[Data listing]
◆ ◆ ◆ ◆ ◆ ◆ ◆
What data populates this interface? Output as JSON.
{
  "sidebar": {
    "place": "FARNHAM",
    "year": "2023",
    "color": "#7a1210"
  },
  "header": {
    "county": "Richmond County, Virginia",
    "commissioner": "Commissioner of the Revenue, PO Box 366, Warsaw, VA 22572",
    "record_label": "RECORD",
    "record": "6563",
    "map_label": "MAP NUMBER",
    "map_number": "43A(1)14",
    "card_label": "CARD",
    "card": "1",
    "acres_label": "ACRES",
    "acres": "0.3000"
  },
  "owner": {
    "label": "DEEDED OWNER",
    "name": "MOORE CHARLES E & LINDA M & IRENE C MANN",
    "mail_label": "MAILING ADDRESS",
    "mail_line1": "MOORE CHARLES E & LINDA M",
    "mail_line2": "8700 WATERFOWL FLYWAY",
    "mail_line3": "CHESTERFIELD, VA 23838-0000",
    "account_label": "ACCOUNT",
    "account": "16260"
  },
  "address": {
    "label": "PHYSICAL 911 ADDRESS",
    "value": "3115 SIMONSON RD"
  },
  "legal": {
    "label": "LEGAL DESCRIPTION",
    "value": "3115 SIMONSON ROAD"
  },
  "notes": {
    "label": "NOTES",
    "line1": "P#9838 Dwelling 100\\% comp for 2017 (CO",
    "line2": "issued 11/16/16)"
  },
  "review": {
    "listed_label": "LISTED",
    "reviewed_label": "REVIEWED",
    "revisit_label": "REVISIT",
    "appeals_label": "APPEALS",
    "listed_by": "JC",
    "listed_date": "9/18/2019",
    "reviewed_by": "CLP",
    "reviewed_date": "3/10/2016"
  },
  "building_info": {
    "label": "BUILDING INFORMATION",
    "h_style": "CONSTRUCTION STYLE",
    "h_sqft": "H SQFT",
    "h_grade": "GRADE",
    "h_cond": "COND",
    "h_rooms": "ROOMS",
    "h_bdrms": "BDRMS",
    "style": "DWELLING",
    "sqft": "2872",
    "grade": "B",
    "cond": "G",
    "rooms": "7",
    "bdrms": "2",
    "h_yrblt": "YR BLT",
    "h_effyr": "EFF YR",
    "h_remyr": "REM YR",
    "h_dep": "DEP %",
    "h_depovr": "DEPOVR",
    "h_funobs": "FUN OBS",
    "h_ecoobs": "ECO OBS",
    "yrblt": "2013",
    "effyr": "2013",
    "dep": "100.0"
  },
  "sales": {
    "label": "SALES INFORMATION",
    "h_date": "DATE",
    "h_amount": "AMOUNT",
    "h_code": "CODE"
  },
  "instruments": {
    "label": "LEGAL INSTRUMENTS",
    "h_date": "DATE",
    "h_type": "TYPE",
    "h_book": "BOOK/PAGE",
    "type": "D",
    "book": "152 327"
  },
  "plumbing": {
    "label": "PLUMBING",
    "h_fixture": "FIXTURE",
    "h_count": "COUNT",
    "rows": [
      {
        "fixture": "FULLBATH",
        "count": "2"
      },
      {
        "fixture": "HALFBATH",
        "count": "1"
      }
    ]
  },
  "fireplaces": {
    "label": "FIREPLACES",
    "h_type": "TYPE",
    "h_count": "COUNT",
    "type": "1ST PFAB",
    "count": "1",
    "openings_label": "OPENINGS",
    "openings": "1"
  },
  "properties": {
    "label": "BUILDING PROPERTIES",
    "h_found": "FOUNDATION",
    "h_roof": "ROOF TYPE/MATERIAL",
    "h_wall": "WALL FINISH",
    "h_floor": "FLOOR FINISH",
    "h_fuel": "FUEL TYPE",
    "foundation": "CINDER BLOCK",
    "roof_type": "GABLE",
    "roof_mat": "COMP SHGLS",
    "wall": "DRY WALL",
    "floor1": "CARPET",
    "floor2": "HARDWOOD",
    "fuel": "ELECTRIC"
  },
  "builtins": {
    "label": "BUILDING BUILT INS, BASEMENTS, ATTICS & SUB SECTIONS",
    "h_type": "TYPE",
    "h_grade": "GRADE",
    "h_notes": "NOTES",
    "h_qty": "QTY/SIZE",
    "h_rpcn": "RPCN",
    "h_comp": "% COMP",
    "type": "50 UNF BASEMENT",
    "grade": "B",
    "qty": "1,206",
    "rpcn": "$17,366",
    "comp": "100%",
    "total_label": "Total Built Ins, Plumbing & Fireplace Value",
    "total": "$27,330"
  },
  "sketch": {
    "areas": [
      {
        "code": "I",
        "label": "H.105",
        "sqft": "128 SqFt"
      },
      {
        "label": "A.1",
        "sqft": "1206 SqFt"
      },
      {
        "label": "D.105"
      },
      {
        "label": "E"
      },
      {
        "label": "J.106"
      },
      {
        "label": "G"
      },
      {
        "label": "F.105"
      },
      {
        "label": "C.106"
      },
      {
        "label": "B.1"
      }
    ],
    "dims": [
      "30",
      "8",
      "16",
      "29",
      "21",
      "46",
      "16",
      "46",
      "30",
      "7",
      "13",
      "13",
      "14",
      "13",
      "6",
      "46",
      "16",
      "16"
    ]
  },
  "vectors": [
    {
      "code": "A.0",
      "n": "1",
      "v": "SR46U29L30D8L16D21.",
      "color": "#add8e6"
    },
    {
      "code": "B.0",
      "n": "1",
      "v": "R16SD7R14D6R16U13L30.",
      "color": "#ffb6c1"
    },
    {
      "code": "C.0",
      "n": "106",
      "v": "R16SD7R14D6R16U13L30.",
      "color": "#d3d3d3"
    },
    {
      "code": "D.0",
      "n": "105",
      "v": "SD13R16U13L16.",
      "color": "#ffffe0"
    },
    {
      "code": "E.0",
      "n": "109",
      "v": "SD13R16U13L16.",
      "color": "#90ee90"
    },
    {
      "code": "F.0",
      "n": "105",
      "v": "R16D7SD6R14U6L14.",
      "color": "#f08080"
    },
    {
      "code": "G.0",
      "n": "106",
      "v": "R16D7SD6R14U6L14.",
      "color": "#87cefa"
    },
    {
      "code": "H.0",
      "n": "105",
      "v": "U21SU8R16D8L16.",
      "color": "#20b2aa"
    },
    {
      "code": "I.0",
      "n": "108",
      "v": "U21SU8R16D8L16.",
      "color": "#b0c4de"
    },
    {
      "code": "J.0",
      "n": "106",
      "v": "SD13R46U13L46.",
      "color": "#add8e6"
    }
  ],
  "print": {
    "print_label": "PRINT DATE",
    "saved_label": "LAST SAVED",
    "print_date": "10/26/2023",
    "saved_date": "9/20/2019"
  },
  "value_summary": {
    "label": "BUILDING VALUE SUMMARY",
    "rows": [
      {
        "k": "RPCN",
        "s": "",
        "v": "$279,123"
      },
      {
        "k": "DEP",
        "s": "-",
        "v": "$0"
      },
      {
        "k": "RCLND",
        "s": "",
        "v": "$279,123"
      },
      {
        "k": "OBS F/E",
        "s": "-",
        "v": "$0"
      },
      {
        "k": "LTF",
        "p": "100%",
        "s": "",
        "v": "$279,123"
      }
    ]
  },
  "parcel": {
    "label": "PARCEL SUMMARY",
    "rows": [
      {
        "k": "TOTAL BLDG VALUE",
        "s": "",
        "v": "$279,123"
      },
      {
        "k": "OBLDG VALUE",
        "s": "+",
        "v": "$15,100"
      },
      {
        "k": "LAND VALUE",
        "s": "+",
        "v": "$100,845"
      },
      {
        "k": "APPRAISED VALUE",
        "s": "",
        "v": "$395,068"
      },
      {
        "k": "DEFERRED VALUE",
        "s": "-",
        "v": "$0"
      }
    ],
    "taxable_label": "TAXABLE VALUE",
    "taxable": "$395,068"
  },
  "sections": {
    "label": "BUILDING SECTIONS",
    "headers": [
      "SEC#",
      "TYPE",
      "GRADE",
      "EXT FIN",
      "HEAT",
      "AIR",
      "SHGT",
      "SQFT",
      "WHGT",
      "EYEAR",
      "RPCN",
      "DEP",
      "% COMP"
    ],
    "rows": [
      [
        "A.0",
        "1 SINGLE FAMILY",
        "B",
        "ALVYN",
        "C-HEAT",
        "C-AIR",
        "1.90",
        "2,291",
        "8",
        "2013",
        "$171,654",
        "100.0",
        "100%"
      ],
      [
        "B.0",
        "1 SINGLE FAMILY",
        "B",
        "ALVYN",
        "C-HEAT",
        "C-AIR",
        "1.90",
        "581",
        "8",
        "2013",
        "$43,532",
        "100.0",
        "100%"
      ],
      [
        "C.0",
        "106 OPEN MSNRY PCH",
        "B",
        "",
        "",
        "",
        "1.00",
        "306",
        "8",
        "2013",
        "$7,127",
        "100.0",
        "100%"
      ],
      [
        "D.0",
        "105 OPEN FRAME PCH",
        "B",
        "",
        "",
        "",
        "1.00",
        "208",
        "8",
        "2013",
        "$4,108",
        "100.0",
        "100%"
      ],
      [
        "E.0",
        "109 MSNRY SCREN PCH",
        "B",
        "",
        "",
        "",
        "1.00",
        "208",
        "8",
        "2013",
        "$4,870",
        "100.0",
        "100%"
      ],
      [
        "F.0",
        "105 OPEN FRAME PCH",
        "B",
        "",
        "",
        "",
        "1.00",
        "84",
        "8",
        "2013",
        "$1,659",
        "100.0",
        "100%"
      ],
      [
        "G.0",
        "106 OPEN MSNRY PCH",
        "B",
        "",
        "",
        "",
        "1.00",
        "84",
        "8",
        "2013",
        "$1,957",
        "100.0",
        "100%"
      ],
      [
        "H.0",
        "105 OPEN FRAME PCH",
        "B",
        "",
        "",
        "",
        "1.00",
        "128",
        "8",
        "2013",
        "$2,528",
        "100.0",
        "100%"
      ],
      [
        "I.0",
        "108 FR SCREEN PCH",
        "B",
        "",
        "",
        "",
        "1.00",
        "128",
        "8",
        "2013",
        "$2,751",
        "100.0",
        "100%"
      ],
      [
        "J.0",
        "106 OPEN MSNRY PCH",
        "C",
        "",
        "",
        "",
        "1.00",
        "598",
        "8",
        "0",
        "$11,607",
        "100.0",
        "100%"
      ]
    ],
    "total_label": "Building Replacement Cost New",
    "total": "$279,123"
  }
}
◆ ◆ ◆ ◆ ◆ ◆ ◆
What is being asked>
Among the lines of the data, identify those with the word "SIMONSON". Copy each of them.

Exercise answer>
    "value": "3115 SIMONSON RD"
    "value": "3115 SIMONSON ROAD"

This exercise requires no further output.